Exercise requirements => Leaving out all images, write out the records that follow exactly.
-=-=-
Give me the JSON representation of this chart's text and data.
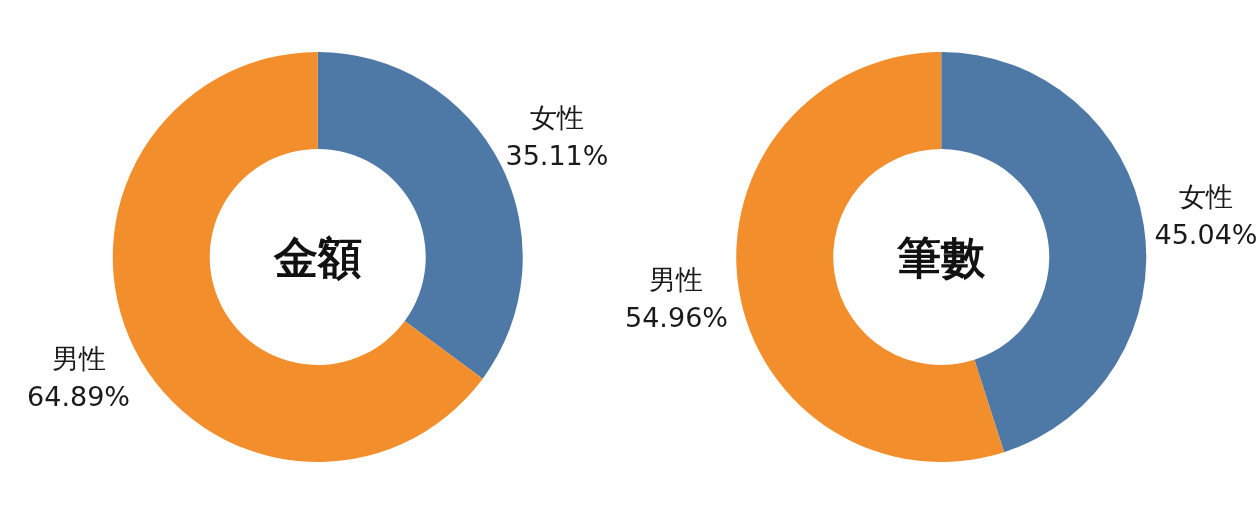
{
  "chart_data": [
    {
      "type": "donut",
      "title": "金額",
      "categories": [
        "女性",
        "男性"
      ],
      "values": [
        35.11,
        64.89
      ],
      "colors": [
        "#4e79a7",
        "#f28e2b"
      ],
      "value_labels": [
        "35.11%",
        "64.89%"
      ]
    },
    {
      "type": "donut",
      "title": "筆數",
      "categories": [
        "女性",
        "男性"
      ],
      "values": [
        45.04,
        54.96
      ],
      "colors": [
        "#4e79a7",
        "#f28e2b"
      ],
      "value_labels": [
        "45.04%",
        "54.96%"
      ]
    }
  ]
}
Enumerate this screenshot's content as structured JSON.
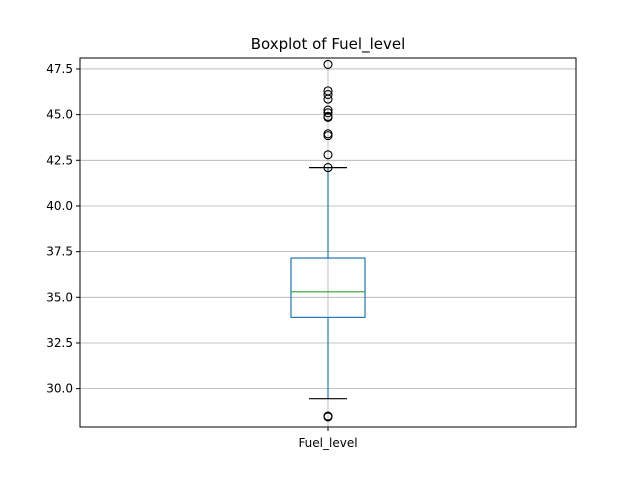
{
  "chart_data": {
    "type": "boxplot",
    "title": "Boxplot of Fuel_level",
    "xlabel": "",
    "ylabel": "",
    "categories": [
      "Fuel_level"
    ],
    "ylim": [
      27.9,
      48.1
    ],
    "yticks": [
      30.0,
      32.5,
      35.0,
      37.5,
      40.0,
      42.5,
      45.0,
      47.5
    ],
    "ytick_labels": [
      "30.0",
      "32.5",
      "35.0",
      "37.5",
      "40.0",
      "42.5",
      "45.0",
      "47.5"
    ],
    "grid": true,
    "legend": "none",
    "boxes": [
      {
        "category": "Fuel_level",
        "whisker_low": 29.45,
        "q1": 33.9,
        "median": 35.3,
        "q3": 37.15,
        "whisker_high": 42.1,
        "outliers": [
          47.75,
          46.3,
          46.1,
          45.85,
          45.25,
          45.1,
          44.9,
          44.85,
          43.95,
          43.85,
          42.8,
          42.1,
          28.5,
          28.45
        ]
      }
    ],
    "colors": {
      "box": "#1f77b4",
      "median": "#2ca02c",
      "cap": "#000000",
      "outlier": "#000000",
      "grid": "#b0b0b0",
      "axis": "#000000"
    }
  }
}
-=-=-
Right answer =>
Give me the JSON representation of this chart's text and data.
{
  "chart_data": [
    {
      "type": "donut",
      "title": "金額",
      "categories": [
        "女性",
        "男性"
      ],
      "values": [
        35.11,
        64.89
      ],
      "colors": [
        "#4e79a7",
        "#f28e2b"
      ],
      "value_labels": [
        "35.11%",
        "64.89%"
      ]
    },
    {
      "type": "donut",
      "title": "筆數",
      "categories": [
        "女性",
        "男性"
      ],
      "values": [
        45.04,
        54.96
      ],
      "colors": [
        "#4e79a7",
        "#f28e2b"
      ],
      "value_labels": [
        "45.04%",
        "54.96%"
      ]
    }
  ]
}
Enumerate this screenshot's content as structured JSON.
{
  "chart_data": {
    "type": "boxplot",
    "title": "Boxplot of Fuel_level",
    "xlabel": "",
    "ylabel": "",
    "categories": [
      "Fuel_level"
    ],
    "ylim": [
      27.9,
      48.1
    ],
    "yticks": [
      30.0,
      32.5,
      35.0,
      37.5,
      40.0,
      42.5,
      45.0,
      47.5
    ],
    "ytick_labels": [
      "30.0",
      "32.5",
      "35.0",
      "37.5",
      "40.0",
      "42.5",
      "45.0",
      "47.5"
    ],
    "grid": true,
    "legend": "none",
    "boxes": [
      {
        "category": "Fuel_level",
        "whisker_low": 29.45,
        "q1": 33.9,
        "median": 35.3,
        "q3": 37.15,
        "whisker_high": 42.1,
        "outliers": [
          47.75,
          46.3,
          46.1,
          45.85,
          45.25,
          45.1,
          44.9,
          44.85,
          43.95,
          43.85,
          42.8,
          42.1,
          28.5,
          28.45
        ]
      }
    ],
    "colors": {
      "box": "#1f77b4",
      "median": "#2ca02c",
      "cap": "#000000",
      "outlier": "#000000",
      "grid": "#b0b0b0",
      "axis": "#000000"
    }
  }
}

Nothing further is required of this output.